─── DATA PROVIDED ───

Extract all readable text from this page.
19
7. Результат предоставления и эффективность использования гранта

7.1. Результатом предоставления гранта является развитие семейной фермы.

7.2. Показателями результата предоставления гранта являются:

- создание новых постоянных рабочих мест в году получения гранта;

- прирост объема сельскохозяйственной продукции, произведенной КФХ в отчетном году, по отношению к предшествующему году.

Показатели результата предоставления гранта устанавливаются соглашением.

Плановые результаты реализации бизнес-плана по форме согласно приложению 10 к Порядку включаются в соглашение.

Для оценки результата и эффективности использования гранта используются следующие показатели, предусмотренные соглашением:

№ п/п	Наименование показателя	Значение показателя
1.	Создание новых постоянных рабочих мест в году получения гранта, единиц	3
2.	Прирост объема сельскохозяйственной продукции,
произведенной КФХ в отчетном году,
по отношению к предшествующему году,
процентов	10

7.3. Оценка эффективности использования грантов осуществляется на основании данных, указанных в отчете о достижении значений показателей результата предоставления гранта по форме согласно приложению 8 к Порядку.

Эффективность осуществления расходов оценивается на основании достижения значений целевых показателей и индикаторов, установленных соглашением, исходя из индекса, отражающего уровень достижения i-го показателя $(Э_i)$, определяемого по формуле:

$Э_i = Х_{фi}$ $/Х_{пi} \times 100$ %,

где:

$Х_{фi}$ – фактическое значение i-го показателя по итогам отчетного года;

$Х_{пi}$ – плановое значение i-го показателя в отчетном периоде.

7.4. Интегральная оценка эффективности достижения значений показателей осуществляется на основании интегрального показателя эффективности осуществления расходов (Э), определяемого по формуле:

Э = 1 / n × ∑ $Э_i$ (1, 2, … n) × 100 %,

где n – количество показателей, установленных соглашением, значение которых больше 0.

───

■ **THE PROBLEM**
Send back each record exactly as it stands.

■ **RESPONSE TO THE EXERCISE**
Extract all readable text from this page.
19
7. Результат предоставления и эффективность использования гранта

7.1. Результатом предоставления гранта является развитие семейной фермы.

7.2. Показателями результата предоставления гранта являются:

- создание новых постоянных рабочих мест в году получения гранта;

- прирост объема сельскохозяйственной продукции, произведенной КФХ в отчетном году, по отношению к предшествующему году.

Показатели результата предоставления гранта устанавливаются соглашением.

Плановые результаты реализации бизнес-плана по форме согласно приложению 10 к Порядку включаются в соглашение.

Для оценки результата и эффективности использования гранта используются следующие показатели, предусмотренные соглашением:

№ п/п	Наименование показателя	Значение показателя
1.	Создание новых постоянных рабочих мест в году получения гранта, единиц	3
2.	Прирост объема сельскохозяйственной продукции,
произведенной КФХ в отчетном году,
по отношению к предшествующему году,
процентов	10

7.3. Оценка эффективности использования грантов осуществляется на основании данных, указанных в отчете о достижении значений показателей результата предоставления гранта по форме согласно приложению 8 к Порядку.

Эффективность осуществления расходов оценивается на основании достижения значений целевых показателей и индикаторов, установленных соглашением, исходя из индекса, отражающего уровень достижения i-го показателя $(Э_i)$, определяемого по формуле:

$Э_i = Х_{фi}$ $/Х_{пi} \times 100$ %,

где:

$Х_{фi}$ – фактическое значение i-го показателя по итогам отчетного года;

$Х_{пi}$ – плановое значение i-го показателя в отчетном периоде.

7.4. Интегральная оценка эффективности достижения значений показателей осуществляется на основании интегрального показателя эффективности осуществления расходов (Э), определяемого по формуле:

Э = 1 / n × ∑ $Э_i$ (1, 2, … n) × 100 %,

где n – количество показателей, установленных соглашением, значение которых больше 0.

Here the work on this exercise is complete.